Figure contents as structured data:
■ ■ ■
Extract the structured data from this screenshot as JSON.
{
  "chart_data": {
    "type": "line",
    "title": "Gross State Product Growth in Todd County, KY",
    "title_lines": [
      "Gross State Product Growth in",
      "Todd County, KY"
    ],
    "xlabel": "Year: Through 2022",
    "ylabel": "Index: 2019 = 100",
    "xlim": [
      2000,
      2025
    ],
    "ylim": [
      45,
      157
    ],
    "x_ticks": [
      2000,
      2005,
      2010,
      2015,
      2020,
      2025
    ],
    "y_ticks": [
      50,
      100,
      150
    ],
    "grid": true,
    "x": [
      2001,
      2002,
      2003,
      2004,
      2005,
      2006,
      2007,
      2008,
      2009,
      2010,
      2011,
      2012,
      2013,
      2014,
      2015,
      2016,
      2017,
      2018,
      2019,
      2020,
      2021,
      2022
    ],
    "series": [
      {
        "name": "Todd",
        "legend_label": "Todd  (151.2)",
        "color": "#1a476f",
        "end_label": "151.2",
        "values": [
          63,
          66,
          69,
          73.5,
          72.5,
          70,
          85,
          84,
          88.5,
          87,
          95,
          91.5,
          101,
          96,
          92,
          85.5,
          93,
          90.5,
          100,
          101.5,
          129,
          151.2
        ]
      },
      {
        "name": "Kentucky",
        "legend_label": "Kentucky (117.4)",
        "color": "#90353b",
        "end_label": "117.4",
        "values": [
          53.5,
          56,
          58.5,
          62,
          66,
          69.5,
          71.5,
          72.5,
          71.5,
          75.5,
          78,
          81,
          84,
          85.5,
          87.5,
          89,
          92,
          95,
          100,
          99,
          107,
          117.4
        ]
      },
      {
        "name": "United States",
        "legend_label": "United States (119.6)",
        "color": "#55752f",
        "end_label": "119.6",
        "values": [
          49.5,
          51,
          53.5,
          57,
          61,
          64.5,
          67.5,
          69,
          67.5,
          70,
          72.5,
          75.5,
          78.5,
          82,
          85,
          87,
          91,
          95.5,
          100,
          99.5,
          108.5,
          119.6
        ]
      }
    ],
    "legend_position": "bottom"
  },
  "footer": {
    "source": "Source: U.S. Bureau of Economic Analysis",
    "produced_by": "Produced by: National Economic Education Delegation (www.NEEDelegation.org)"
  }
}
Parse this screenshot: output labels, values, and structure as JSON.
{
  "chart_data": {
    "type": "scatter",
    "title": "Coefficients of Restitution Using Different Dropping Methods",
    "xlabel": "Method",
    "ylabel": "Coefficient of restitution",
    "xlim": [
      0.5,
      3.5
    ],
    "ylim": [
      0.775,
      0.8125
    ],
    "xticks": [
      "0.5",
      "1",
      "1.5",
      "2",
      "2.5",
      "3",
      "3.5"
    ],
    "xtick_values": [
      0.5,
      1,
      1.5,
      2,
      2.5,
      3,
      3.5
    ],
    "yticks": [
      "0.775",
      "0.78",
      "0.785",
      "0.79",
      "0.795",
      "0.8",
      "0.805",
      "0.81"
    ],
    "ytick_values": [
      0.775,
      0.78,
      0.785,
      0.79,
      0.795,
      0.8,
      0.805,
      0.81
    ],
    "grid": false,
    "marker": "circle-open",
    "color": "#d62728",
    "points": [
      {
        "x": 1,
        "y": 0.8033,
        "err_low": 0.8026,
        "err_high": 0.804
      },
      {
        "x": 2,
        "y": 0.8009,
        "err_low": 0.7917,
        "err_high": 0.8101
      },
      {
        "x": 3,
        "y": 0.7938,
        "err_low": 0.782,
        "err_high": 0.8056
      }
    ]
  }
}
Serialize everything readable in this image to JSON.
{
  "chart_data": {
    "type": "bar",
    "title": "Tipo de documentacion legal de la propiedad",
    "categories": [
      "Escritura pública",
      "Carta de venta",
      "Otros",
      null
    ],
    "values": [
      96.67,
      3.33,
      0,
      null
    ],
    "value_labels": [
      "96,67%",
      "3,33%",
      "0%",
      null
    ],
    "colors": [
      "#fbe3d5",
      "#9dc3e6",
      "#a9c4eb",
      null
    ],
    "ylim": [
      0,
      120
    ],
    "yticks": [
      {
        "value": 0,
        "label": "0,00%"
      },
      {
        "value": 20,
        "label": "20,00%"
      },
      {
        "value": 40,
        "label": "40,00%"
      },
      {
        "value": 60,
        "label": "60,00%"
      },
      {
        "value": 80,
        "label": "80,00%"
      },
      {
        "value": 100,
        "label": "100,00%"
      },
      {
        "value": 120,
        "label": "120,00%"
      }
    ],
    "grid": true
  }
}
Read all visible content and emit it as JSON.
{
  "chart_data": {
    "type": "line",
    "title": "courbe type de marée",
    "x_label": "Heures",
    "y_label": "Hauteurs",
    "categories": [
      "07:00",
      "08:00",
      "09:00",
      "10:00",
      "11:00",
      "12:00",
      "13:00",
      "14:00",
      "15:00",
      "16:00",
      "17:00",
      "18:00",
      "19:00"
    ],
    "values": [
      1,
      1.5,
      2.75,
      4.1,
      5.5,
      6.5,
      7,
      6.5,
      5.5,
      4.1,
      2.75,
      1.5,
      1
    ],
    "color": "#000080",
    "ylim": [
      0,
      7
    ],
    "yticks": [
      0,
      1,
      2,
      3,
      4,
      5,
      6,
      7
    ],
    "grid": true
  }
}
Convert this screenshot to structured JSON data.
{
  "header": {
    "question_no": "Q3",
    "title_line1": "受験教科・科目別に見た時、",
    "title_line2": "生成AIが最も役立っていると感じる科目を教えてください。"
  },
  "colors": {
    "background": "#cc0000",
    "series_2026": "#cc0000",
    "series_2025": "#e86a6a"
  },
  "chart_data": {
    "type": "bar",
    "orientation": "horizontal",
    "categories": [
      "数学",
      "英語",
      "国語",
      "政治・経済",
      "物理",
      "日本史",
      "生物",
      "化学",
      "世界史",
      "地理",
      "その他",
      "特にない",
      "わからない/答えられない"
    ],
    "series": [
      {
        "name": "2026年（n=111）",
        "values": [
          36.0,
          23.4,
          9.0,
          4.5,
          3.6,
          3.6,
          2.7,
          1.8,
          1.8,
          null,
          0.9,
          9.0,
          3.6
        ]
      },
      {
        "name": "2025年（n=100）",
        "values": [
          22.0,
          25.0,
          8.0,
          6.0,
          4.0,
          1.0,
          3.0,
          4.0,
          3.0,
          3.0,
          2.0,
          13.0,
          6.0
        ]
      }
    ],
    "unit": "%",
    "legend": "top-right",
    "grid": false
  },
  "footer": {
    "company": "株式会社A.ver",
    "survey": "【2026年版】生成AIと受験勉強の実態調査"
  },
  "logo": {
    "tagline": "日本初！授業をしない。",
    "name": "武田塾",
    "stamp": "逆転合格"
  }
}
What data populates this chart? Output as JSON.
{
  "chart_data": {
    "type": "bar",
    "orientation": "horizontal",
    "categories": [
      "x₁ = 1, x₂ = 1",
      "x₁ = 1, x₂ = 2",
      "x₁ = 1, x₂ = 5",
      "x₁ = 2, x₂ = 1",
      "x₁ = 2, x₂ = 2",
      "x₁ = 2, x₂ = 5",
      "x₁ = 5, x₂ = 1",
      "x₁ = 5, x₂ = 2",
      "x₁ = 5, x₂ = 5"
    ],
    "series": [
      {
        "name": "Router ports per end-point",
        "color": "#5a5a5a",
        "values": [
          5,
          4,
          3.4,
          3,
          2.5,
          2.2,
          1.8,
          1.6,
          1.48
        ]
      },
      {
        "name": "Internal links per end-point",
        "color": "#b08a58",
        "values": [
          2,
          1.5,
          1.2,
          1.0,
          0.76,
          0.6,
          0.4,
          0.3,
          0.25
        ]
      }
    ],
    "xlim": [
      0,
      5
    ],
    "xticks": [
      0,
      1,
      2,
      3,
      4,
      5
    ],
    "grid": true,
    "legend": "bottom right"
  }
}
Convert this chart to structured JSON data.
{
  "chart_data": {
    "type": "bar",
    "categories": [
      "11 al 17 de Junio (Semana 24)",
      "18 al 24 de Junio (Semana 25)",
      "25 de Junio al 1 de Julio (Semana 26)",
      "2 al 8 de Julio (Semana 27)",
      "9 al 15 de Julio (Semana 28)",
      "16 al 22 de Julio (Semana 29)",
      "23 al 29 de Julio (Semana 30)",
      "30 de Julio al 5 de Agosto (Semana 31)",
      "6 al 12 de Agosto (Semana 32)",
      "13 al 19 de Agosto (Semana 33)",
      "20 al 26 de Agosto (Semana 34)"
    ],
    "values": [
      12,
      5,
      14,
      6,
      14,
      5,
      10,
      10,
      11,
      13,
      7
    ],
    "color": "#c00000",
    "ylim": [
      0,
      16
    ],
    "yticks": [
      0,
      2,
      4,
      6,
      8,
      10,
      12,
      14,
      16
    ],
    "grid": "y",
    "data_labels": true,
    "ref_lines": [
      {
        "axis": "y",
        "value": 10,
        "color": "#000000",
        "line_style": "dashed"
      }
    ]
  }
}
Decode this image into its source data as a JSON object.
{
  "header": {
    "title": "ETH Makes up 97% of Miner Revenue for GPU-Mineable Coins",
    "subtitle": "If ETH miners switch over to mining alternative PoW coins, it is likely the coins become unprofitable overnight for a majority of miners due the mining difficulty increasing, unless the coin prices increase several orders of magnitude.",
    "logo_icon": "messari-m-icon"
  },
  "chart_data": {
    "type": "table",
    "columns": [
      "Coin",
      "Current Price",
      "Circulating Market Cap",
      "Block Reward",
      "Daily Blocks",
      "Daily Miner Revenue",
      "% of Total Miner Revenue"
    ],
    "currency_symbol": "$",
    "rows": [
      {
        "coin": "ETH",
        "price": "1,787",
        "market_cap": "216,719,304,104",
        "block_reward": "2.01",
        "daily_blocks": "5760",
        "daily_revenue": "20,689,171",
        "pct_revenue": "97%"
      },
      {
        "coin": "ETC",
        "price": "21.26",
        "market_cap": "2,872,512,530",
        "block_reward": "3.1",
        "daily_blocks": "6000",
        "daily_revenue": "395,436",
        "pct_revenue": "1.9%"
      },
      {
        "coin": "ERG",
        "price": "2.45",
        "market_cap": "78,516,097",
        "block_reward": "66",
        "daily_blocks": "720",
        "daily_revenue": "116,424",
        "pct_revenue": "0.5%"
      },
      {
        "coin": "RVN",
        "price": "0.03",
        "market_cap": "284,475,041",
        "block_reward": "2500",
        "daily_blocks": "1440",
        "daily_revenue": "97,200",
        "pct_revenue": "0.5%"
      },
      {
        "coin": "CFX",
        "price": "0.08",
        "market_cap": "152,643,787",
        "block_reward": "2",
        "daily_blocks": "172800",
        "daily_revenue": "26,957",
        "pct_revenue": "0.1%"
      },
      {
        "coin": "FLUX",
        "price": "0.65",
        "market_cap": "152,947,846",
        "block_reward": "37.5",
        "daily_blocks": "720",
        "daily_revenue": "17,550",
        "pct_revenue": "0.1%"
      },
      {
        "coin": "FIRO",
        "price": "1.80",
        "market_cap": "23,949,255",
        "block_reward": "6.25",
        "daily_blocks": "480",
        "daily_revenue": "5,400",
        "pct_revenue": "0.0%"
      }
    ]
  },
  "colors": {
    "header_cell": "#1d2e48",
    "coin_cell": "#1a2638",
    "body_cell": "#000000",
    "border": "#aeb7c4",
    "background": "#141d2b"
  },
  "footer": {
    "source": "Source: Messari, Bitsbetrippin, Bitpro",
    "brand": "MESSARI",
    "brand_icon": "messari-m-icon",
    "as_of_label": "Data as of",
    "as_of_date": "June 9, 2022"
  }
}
■ ■ ■
In the entries above, find each line with the word "background" and copy it.

    "background": "#cc0000",
    "background": "#141d2b"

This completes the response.